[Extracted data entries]
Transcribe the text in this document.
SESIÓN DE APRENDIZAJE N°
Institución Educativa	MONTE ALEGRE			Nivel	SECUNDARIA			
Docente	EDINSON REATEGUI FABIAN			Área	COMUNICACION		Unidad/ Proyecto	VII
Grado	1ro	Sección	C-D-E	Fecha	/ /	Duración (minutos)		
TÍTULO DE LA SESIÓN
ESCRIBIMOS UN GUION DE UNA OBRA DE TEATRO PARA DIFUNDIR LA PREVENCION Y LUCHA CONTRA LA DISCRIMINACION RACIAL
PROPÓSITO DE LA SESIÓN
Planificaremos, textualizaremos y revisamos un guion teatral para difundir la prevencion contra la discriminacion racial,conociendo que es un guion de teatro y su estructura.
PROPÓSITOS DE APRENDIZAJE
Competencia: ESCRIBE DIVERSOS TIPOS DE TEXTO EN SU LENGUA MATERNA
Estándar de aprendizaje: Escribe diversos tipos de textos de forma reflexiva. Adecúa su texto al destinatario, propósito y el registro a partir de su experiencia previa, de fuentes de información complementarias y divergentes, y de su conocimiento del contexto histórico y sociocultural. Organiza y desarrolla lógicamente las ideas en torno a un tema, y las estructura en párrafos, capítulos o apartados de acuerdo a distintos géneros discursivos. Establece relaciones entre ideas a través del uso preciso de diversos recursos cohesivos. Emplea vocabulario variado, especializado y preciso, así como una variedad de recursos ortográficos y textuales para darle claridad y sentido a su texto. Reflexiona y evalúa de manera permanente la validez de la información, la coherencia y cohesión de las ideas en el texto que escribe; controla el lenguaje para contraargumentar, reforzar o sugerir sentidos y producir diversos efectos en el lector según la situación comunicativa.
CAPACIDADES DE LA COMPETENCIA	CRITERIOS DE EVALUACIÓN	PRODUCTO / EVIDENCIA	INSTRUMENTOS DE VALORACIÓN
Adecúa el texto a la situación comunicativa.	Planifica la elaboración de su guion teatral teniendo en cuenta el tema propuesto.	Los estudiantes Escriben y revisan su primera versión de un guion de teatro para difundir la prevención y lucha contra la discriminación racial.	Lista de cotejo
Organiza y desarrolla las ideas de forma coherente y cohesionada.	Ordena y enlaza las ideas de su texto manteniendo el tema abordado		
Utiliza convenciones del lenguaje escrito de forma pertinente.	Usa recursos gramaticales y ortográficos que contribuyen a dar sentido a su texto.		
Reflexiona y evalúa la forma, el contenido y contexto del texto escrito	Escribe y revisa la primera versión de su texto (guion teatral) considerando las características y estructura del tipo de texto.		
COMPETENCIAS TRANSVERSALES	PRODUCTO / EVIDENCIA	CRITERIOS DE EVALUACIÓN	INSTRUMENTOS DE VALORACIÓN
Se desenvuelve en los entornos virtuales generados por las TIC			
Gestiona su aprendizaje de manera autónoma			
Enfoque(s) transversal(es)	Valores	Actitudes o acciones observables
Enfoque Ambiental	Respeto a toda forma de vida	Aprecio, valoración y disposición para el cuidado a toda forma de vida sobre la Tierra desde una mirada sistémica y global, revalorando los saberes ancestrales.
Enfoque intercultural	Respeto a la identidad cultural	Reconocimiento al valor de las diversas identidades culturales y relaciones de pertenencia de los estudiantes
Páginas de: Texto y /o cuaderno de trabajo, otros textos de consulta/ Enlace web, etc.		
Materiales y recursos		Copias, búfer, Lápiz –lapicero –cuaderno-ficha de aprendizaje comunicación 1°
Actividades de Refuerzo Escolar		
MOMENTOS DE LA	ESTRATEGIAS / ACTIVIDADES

• [Problem details]:
Reproduce all data above, unchanged.

• [Written solution]:
Transcribe the text in this document.
SESIÓN DE APRENDIZAJE N°
Institución Educativa	MONTE ALEGRE			Nivel	SECUNDARIA			
Docente	EDINSON REATEGUI FABIAN			Área	COMUNICACION		Unidad/ Proyecto	VII
Grado	1ro	Sección	C-D-E	Fecha	/ /	Duración (minutos)		
TÍTULO DE LA SESIÓN
ESCRIBIMOS UN GUION DE UNA OBRA DE TEATRO PARA DIFUNDIR LA PREVENCION Y LUCHA CONTRA LA DISCRIMINACION RACIAL
PROPÓSITO DE LA SESIÓN
Planificaremos, textualizaremos y revisamos un guion teatral para difundir la prevencion contra la discriminacion racial,conociendo que es un guion de teatro y su estructura.
PROPÓSITOS DE APRENDIZAJE
Competencia: ESCRIBE DIVERSOS TIPOS DE TEXTO EN SU LENGUA MATERNA
Estándar de aprendizaje: Escribe diversos tipos de textos de forma reflexiva. Adecúa su texto al destinatario, propósito y el registro a partir de su experiencia previa, de fuentes de información complementarias y divergentes, y de su conocimiento del contexto histórico y sociocultural. Organiza y desarrolla lógicamente las ideas en torno a un tema, y las estructura en párrafos, capítulos o apartados de acuerdo a distintos géneros discursivos. Establece relaciones entre ideas a través del uso preciso de diversos recursos cohesivos. Emplea vocabulario variado, especializado y preciso, así como una variedad de recursos ortográficos y textuales para darle claridad y sentido a su texto. Reflexiona y evalúa de manera permanente la validez de la información, la coherencia y cohesión de las ideas en el texto que escribe; controla el lenguaje para contraargumentar, reforzar o sugerir sentidos y producir diversos efectos en el lector según la situación comunicativa.
CAPACIDADES DE LA COMPETENCIA	CRITERIOS DE EVALUACIÓN	PRODUCTO / EVIDENCIA	INSTRUMENTOS DE VALORACIÓN
Adecúa el texto a la situación comunicativa.	Planifica la elaboración de su guion teatral teniendo en cuenta el tema propuesto.	Los estudiantes Escriben y revisan su primera versión de un guion de teatro para difundir la prevención y lucha contra la discriminación racial.	Lista de cotejo
Organiza y desarrolla las ideas de forma coherente y cohesionada.	Ordena y enlaza las ideas de su texto manteniendo el tema abordado		
Utiliza convenciones del lenguaje escrito de forma pertinente.	Usa recursos gramaticales y ortográficos que contribuyen a dar sentido a su texto.		
Reflexiona y evalúa la forma, el contenido y contexto del texto escrito	Escribe y revisa la primera versión de su texto (guion teatral) considerando las características y estructura del tipo de texto.		
COMPETENCIAS TRANSVERSALES	PRODUCTO / EVIDENCIA	CRITERIOS DE EVALUACIÓN	INSTRUMENTOS DE VALORACIÓN
Se desenvuelve en los entornos virtuales generados por las TIC			
Gestiona su aprendizaje de manera autónoma			
Enfoque(s) transversal(es)	Valores	Actitudes o acciones observables
Enfoque Ambiental	Respeto a toda forma de vida	Aprecio, valoración y disposición para el cuidado a toda forma de vida sobre la Tierra desde una mirada sistémica y global, revalorando los saberes ancestrales.
Enfoque intercultural	Respeto a la identidad cultural	Reconocimiento al valor de las diversas identidades culturales y relaciones de pertenencia de los estudiantes
Páginas de: Texto y /o cuaderno de trabajo, otros textos de consulta/ Enlace web, etc.		
Materiales y recursos		Copias, búfer, Lápiz –lapicero –cuaderno-ficha de aprendizaje comunicación 1°
Actividades de Refuerzo Escolar		
MOMENTOS DE LA	ESTRATEGIAS / ACTIVIDADES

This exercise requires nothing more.